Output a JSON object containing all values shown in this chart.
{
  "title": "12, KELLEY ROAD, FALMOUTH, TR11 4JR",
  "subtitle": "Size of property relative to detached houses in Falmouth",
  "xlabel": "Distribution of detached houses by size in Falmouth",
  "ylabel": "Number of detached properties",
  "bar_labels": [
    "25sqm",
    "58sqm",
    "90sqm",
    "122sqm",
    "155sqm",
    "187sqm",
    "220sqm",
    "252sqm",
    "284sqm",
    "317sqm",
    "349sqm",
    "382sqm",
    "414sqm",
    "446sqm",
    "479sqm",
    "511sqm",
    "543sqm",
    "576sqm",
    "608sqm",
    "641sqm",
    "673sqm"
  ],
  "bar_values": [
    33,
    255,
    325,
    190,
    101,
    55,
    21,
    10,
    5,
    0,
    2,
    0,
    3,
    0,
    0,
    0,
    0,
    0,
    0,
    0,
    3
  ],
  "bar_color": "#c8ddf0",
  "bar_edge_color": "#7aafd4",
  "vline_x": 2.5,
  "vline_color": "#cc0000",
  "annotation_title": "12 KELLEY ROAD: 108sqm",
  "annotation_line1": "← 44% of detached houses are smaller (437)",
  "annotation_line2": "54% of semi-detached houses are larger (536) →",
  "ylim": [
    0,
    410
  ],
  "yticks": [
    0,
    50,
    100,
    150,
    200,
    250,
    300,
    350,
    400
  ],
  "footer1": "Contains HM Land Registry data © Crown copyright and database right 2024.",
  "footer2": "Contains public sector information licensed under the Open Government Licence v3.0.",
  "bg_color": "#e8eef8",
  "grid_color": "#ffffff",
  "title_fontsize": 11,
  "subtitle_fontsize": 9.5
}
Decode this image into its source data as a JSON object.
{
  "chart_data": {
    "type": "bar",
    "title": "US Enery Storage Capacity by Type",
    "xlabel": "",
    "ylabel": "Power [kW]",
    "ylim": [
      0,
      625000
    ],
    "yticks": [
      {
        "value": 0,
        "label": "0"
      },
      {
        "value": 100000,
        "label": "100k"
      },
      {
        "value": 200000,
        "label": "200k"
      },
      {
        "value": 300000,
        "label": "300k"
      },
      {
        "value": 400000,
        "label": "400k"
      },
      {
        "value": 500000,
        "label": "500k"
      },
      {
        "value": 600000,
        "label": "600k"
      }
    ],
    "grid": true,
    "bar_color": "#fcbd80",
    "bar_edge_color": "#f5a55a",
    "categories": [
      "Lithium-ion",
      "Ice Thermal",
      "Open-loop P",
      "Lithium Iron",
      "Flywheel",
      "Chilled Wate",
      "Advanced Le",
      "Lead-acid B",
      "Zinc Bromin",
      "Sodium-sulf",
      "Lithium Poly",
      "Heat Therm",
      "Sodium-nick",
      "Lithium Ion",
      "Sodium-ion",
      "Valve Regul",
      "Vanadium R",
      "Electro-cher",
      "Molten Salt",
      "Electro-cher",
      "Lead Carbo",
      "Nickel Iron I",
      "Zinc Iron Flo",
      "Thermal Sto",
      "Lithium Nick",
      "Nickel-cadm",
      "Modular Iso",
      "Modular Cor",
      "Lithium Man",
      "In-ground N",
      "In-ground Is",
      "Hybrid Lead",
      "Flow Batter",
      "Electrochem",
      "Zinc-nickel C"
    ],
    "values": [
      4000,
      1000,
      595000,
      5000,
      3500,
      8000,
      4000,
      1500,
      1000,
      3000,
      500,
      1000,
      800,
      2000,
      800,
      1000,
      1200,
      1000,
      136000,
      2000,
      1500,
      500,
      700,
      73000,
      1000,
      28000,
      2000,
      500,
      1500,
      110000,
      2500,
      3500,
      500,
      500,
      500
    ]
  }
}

**Stated goal:**
Search the listing for the word "Zinc" and return each line that holds it.

**Exercise answer:**
      "Zinc Bromin",
      "Zinc Iron Flo",
      "Zinc-nickel C"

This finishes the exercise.